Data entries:

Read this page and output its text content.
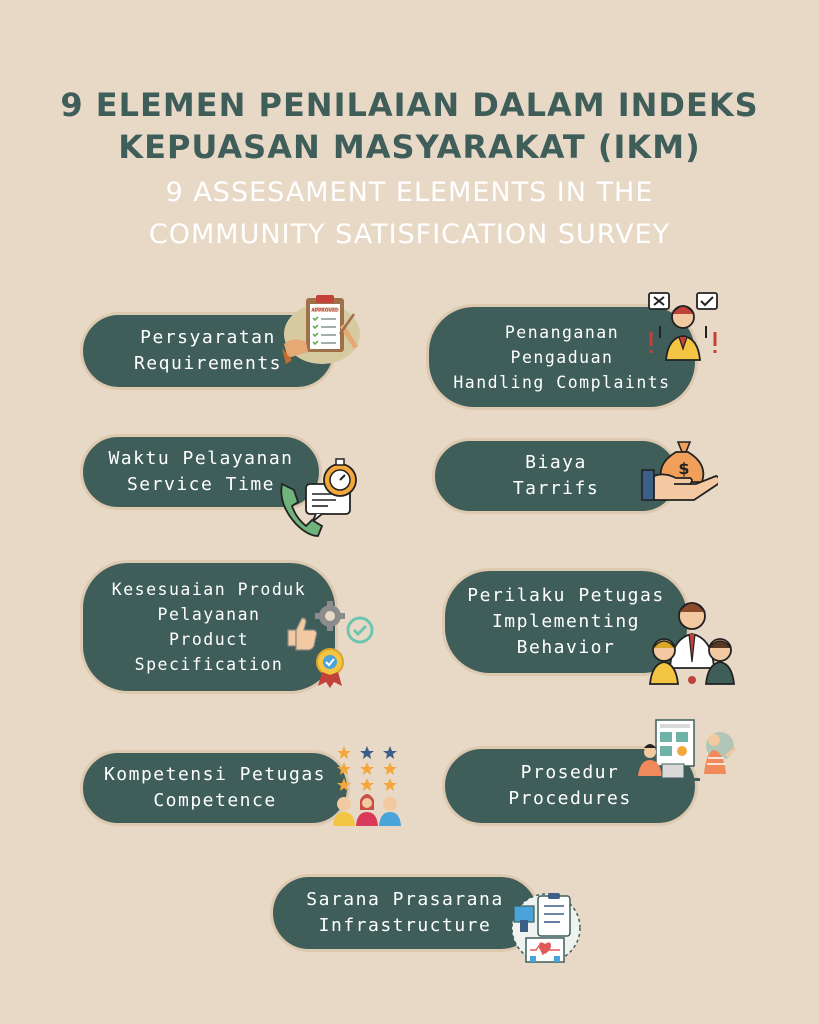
9 ELEMEN PENILAIAN DALAM INDEKS
KEPUASAN MASYARAKAT (IKM)
9 ASSESAMENT ELEMENTS IN THE
COMMUNITY SATISFICATION SURVEY
Persyaratan
Requirements
APPROVED
Penanganan
Pengaduan
Handling Complaints
Waktu Pelayanan
Service Time
Biaya
Tarrifs
$
Kesesuaian Produk
Pelayanan
Product
Specification
Perilaku Petugas
Implementing
Behavior
Kompetensi Petugas
Competence
Prosedur
Procedures
Sarana Prasarana
Infrastructure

PROBLEM DETAILS: Leave the pictures out and reproduce each record exactly as written.

FULL RESPONSE:
Read this page and output its text content.
9 ELEMEN PENILAIAN DALAM INDEKS
KEPUASAN MASYARAKAT (IKM)
9 ASSESAMENT ELEMENTS IN THE
COMMUNITY SATISFICATION SURVEY
Persyaratan
Requirements
APPROVED
Penanganan
Pengaduan
Handling Complaints
Waktu Pelayanan
Service Time
Biaya
Tarrifs
$
Kesesuaian Produk
Pelayanan
Product
Specification
Perilaku Petugas
Implementing
Behavior
Kompetensi Petugas
Competence
Prosedur
Procedures
Sarana Prasarana
Infrastructure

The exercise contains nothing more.